» WRITTEN TASK
Leave out any pictures and transcribe all other data below exactly.

[Collected data]
↓↓↓
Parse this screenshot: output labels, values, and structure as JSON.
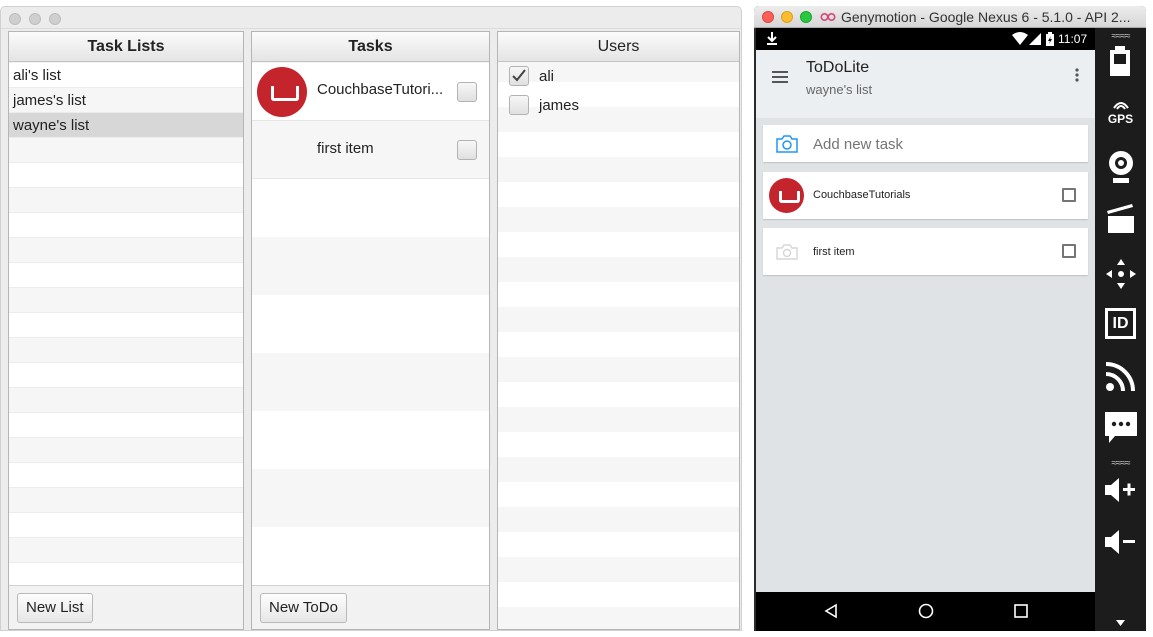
{
  "desktop": {
    "tasklists": {
      "header": "Task Lists",
      "items": [
        "ali's list",
        "james's list",
        "wayne's list"
      ],
      "selected_index": 2,
      "new_button": "New List"
    },
    "tasks": {
      "header": "Tasks",
      "items": [
        {
          "title": "CouchbaseTutori...",
          "has_image": true,
          "checked": false
        },
        {
          "title": "first item",
          "has_image": false,
          "checked": false
        }
      ],
      "new_button": "New ToDo"
    },
    "users": {
      "header": "Users",
      "items": [
        {
          "name": "ali",
          "checked": true
        },
        {
          "name": "james",
          "checked": false
        }
      ]
    }
  },
  "emulator": {
    "window_title": "Genymotion - Google Nexus 6 - 5.1.0 - API 2...",
    "status_time": "11:07",
    "app": {
      "title": "ToDoLite",
      "subtitle": "wayne's list",
      "add_placeholder": "Add new task",
      "tasks": [
        {
          "title": "CouchbaseTutorials",
          "has_image": true,
          "checked": false
        },
        {
          "title": "first item",
          "has_image": false,
          "checked": false
        }
      ]
    },
    "sidebar": {
      "gps_label": "GPS",
      "id_label": "ID"
    }
  },
  "colors": {
    "couchbase_red": "#c4242b",
    "camera_blue": "#2196f3",
    "selection_gray": "#d7d7d7"
  }
}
↑↑↑
» TASK ANSWER
Parse this screenshot: output labels, values, and structure as JSON.
{
  "desktop": {
    "tasklists": {
      "header": "Task Lists",
      "items": [
        "ali's list",
        "james's list",
        "wayne's list"
      ],
      "selected_index": 2,
      "new_button": "New List"
    },
    "tasks": {
      "header": "Tasks",
      "items": [
        {
          "title": "CouchbaseTutori...",
          "has_image": true,
          "checked": false
        },
        {
          "title": "first item",
          "has_image": false,
          "checked": false
        }
      ],
      "new_button": "New ToDo"
    },
    "users": {
      "header": "Users",
      "items": [
        {
          "name": "ali",
          "checked": true
        },
        {
          "name": "james",
          "checked": false
        }
      ]
    }
  },
  "emulator": {
    "window_title": "Genymotion - Google Nexus 6 - 5.1.0 - API 2...",
    "status_time": "11:07",
    "app": {
      "title": "ToDoLite",
      "subtitle": "wayne's list",
      "add_placeholder": "Add new task",
      "tasks": [
        {
          "title": "CouchbaseTutorials",
          "has_image": true,
          "checked": false
        },
        {
          "title": "first item",
          "has_image": false,
          "checked": false
        }
      ]
    },
    "sidebar": {
      "gps_label": "GPS",
      "id_label": "ID"
    }
  },
  "colors": {
    "couchbase_red": "#c4242b",
    "camera_blue": "#2196f3",
    "selection_gray": "#d7d7d7"
  }
}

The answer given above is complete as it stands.